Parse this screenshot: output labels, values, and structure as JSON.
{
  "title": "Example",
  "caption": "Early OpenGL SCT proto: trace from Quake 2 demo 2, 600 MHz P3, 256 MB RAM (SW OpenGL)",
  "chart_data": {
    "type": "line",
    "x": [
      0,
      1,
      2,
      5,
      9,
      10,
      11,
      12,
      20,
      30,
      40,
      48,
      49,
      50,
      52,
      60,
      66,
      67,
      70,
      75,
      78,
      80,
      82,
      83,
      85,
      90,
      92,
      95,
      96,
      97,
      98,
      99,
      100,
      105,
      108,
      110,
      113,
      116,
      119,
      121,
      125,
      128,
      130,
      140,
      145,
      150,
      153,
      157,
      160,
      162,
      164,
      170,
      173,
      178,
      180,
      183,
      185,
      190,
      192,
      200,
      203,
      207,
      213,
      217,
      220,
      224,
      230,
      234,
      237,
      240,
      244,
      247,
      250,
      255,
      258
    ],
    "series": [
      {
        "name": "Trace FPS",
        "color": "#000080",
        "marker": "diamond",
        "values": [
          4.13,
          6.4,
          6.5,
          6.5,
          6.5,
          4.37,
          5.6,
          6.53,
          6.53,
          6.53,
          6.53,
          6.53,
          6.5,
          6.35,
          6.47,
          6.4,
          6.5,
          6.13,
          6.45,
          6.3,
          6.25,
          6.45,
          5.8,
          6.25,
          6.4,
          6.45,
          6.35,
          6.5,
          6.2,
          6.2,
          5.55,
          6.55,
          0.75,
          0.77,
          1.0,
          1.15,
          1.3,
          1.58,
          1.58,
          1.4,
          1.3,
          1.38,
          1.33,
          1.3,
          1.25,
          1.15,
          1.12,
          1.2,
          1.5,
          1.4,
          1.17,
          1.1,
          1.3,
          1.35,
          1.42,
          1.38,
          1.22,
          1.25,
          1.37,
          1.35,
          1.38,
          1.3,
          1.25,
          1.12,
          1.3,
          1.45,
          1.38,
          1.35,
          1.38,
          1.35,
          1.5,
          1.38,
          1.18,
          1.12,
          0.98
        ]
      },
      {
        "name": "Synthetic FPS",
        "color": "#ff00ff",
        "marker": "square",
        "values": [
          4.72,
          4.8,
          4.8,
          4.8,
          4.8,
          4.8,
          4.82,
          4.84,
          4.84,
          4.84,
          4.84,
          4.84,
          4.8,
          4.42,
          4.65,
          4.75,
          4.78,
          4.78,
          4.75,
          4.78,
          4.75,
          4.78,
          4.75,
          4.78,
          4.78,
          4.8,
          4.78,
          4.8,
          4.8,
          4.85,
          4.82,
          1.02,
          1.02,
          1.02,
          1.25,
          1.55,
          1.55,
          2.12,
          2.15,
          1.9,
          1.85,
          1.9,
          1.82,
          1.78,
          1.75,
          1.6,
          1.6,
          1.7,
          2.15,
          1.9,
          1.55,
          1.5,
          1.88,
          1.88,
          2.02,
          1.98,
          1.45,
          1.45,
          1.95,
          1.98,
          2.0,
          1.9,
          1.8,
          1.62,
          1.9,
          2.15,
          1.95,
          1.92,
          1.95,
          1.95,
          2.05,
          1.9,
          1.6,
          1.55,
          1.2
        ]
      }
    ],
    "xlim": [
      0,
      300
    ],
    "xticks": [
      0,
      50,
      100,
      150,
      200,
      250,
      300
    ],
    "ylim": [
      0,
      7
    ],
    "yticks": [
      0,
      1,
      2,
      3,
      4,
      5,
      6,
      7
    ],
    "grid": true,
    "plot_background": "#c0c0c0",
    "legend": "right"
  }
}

What to do: Show the data once more, exactly as it was written.

Exercise answer:
Parse this screenshot: output labels, values, and structure as JSON.
{
  "title": "Example",
  "caption": "Early OpenGL SCT proto: trace from Quake 2 demo 2, 600 MHz P3, 256 MB RAM (SW OpenGL)",
  "chart_data": {
    "type": "line",
    "x": [
      0,
      1,
      2,
      5,
      9,
      10,
      11,
      12,
      20,
      30,
      40,
      48,
      49,
      50,
      52,
      60,
      66,
      67,
      70,
      75,
      78,
      80,
      82,
      83,
      85,
      90,
      92,
      95,
      96,
      97,
      98,
      99,
      100,
      105,
      108,
      110,
      113,
      116,
      119,
      121,
      125,
      128,
      130,
      140,
      145,
      150,
      153,
      157,
      160,
      162,
      164,
      170,
      173,
      178,
      180,
      183,
      185,
      190,
      192,
      200,
      203,
      207,
      213,
      217,
      220,
      224,
      230,
      234,
      237,
      240,
      244,
      247,
      250,
      255,
      258
    ],
    "series": [
      {
        "name": "Trace FPS",
        "color": "#000080",
        "marker": "diamond",
        "values": [
          4.13,
          6.4,
          6.5,
          6.5,
          6.5,
          4.37,
          5.6,
          6.53,
          6.53,
          6.53,
          6.53,
          6.53,
          6.5,
          6.35,
          6.47,
          6.4,
          6.5,
          6.13,
          6.45,
          6.3,
          6.25,
          6.45,
          5.8,
          6.25,
          6.4,
          6.45,
          6.35,
          6.5,
          6.2,
          6.2,
          5.55,
          6.55,
          0.75,
          0.77,
          1.0,
          1.15,
          1.3,
          1.58,
          1.58,
          1.4,
          1.3,
          1.38,
          1.33,
          1.3,
          1.25,
          1.15,
          1.12,
          1.2,
          1.5,
          1.4,
          1.17,
          1.1,
          1.3,
          1.35,
          1.42,
          1.38,
          1.22,
          1.25,
          1.37,
          1.35,
          1.38,
          1.3,
          1.25,
          1.12,
          1.3,
          1.45,
          1.38,
          1.35,
          1.38,
          1.35,
          1.5,
          1.38,
          1.18,
          1.12,
          0.98
        ]
      },
      {
        "name": "Synthetic FPS",
        "color": "#ff00ff",
        "marker": "square",
        "values": [
          4.72,
          4.8,
          4.8,
          4.8,
          4.8,
          4.8,
          4.82,
          4.84,
          4.84,
          4.84,
          4.84,
          4.84,
          4.8,
          4.42,
          4.65,
          4.75,
          4.78,
          4.78,
          4.75,
          4.78,
          4.75,
          4.78,
          4.75,
          4.78,
          4.78,
          4.8,
          4.78,
          4.8,
          4.8,
          4.85,
          4.82,
          1.02,
          1.02,
          1.02,
          1.25,
          1.55,
          1.55,
          2.12,
          2.15,
          1.9,
          1.85,
          1.9,
          1.82,
          1.78,
          1.75,
          1.6,
          1.6,
          1.7,
          2.15,
          1.9,
          1.55,
          1.5,
          1.88,
          1.88,
          2.02,
          1.98,
          1.45,
          1.45,
          1.95,
          1.98,
          2.0,
          1.9,
          1.8,
          1.62,
          1.9,
          2.15,
          1.95,
          1.92,
          1.95,
          1.95,
          2.05,
          1.9,
          1.6,
          1.55,
          1.2
        ]
      }
    ],
    "xlim": [
      0,
      300
    ],
    "xticks": [
      0,
      50,
      100,
      150,
      200,
      250,
      300
    ],
    "ylim": [
      0,
      7
    ],
    "yticks": [
      0,
      1,
      2,
      3,
      4,
      5,
      6,
      7
    ],
    "grid": true,
    "plot_background": "#c0c0c0",
    "legend": "right"
  }
}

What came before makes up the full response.